→ The task
Reproduce every entry that follows word for word, but omit the images.

→ Data records
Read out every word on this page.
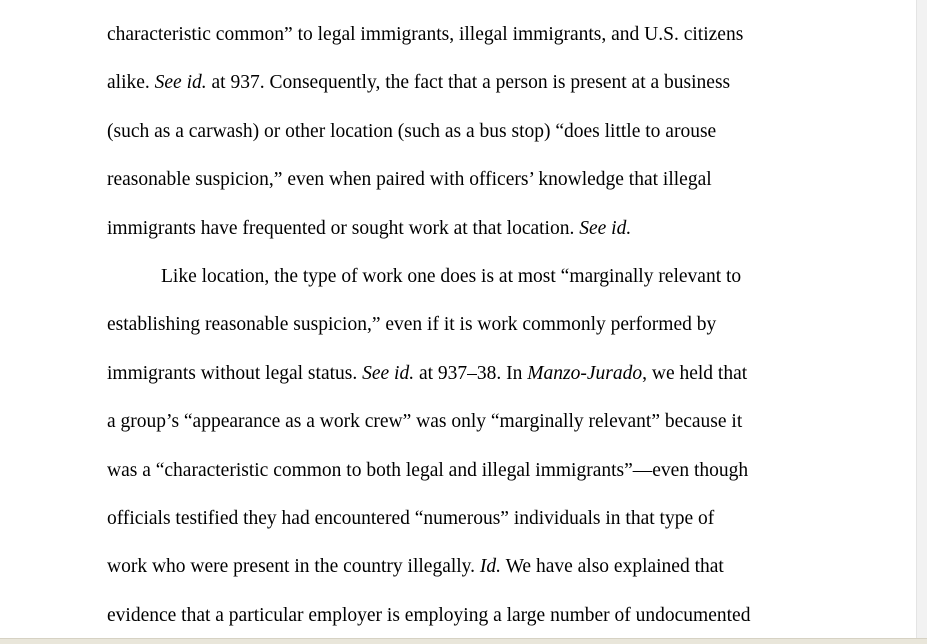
characteristic common” to legal immigrants, illegal immigrants, and U.S. citizens
alike. See id. at 937. Consequently, the fact that a person is present at a business
(such as a carwash) or other location (such as a bus stop) “does little to arouse
reasonable suspicion,” even when paired with officers’ knowledge that illegal
immigrants have frequented or sought work at that location. See id.
Like location, the type of work one does is at most “marginally relevant to
establishing reasonable suspicion,” even if it is work commonly performed by
immigrants without legal status. See id. at 937–38. In Manzo-Jurado, we held that
a group’s “appearance as a work crew” was only “marginally relevant” because it
was a “characteristic common to both legal and illegal immigrants”—even though
officials testified they had encountered “numerous” individuals in that type of
work who were present in the country illegally. Id. We have also explained that
evidence that a particular employer is employing a large number of undocumented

→ Answer to the task
Read out every word on this page.
characteristic common” to legal immigrants, illegal immigrants, and U.S. citizens
alike. See id. at 937. Consequently, the fact that a person is present at a business
(such as a carwash) or other location (such as a bus stop) “does little to arouse
reasonable suspicion,” even when paired with officers’ knowledge that illegal
immigrants have frequented or sought work at that location. See id.
Like location, the type of work one does is at most “marginally relevant to
establishing reasonable suspicion,” even if it is work commonly performed by
immigrants without legal status. See id. at 937–38. In Manzo-Jurado, we held that
a group’s “appearance as a work crew” was only “marginally relevant” because it
was a “characteristic common to both legal and illegal immigrants”—even though
officials testified they had encountered “numerous” individuals in that type of
work who were present in the country illegally. Id. We have also explained that
evidence that a particular employer is employing a large number of undocumented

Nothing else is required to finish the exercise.